Look for the word "MODIS" in the entries below, then copy every line that has it.

Items from a figure collection
::::::::

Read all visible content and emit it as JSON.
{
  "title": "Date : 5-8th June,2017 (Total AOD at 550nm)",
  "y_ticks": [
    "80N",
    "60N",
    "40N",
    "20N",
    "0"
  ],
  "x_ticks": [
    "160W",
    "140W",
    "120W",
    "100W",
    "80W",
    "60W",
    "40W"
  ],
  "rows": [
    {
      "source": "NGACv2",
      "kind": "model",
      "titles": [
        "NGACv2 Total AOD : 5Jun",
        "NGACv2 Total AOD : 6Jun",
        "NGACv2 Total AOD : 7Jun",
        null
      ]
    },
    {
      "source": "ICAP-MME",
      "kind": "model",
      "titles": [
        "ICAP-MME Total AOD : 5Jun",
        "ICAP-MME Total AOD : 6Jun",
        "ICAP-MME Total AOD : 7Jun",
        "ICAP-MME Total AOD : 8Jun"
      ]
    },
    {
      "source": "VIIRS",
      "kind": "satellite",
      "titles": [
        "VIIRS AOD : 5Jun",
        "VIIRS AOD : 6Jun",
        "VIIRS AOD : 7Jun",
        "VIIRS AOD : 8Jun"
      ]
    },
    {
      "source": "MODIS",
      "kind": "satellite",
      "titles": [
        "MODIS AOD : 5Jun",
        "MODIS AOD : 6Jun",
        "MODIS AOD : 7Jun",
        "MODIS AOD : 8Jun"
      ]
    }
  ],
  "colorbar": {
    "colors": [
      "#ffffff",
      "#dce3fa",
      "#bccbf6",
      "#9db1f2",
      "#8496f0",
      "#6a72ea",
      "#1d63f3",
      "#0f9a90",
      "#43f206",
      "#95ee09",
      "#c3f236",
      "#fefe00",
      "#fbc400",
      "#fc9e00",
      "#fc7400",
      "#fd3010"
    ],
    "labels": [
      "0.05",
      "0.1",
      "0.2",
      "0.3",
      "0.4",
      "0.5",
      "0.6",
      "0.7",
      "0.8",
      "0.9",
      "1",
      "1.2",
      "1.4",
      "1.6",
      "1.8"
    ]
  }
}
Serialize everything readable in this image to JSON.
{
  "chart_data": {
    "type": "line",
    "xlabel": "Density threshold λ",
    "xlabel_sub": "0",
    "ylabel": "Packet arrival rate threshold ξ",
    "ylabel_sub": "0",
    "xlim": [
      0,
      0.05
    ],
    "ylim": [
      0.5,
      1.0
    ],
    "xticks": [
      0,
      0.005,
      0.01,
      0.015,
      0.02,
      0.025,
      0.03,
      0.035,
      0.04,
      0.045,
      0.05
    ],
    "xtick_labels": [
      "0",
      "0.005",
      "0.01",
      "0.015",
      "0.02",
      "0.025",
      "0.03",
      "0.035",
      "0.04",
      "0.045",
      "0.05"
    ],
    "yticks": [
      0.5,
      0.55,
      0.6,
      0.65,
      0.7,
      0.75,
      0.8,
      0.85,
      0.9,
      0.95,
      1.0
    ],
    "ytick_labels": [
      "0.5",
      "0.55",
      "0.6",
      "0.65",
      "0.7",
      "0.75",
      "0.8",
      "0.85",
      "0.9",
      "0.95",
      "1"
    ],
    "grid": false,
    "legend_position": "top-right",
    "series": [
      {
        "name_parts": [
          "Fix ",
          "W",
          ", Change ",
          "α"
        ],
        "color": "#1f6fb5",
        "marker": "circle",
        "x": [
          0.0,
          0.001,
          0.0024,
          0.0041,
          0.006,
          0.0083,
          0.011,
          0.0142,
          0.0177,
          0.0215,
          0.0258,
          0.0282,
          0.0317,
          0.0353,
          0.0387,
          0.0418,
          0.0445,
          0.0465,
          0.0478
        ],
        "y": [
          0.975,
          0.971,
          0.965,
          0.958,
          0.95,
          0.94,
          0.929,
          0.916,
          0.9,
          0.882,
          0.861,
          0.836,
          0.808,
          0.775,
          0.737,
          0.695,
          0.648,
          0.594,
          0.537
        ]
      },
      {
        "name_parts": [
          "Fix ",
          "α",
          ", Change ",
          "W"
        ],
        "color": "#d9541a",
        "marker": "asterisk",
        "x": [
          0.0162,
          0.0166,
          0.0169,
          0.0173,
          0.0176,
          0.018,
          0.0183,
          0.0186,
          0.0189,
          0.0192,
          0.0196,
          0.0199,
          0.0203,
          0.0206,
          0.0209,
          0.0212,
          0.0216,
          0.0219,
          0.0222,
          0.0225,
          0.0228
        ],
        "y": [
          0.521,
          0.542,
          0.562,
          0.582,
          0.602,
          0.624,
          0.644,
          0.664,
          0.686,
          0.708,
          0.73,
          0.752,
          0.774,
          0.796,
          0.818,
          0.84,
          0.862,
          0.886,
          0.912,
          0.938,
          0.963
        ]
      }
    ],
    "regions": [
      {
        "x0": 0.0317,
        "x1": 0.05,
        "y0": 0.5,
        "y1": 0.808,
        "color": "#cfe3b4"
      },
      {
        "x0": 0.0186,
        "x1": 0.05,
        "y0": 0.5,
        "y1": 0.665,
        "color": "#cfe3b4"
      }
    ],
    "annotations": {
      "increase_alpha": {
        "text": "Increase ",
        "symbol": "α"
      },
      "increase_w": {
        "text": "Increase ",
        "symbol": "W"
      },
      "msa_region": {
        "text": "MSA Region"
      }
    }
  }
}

::::::::

Result →
      "source": "MODIS",
        "MODIS AOD : 5Jun",
        "MODIS AOD : 6Jun",
        "MODIS AOD : 7Jun",
        "MODIS AOD : 8Jun"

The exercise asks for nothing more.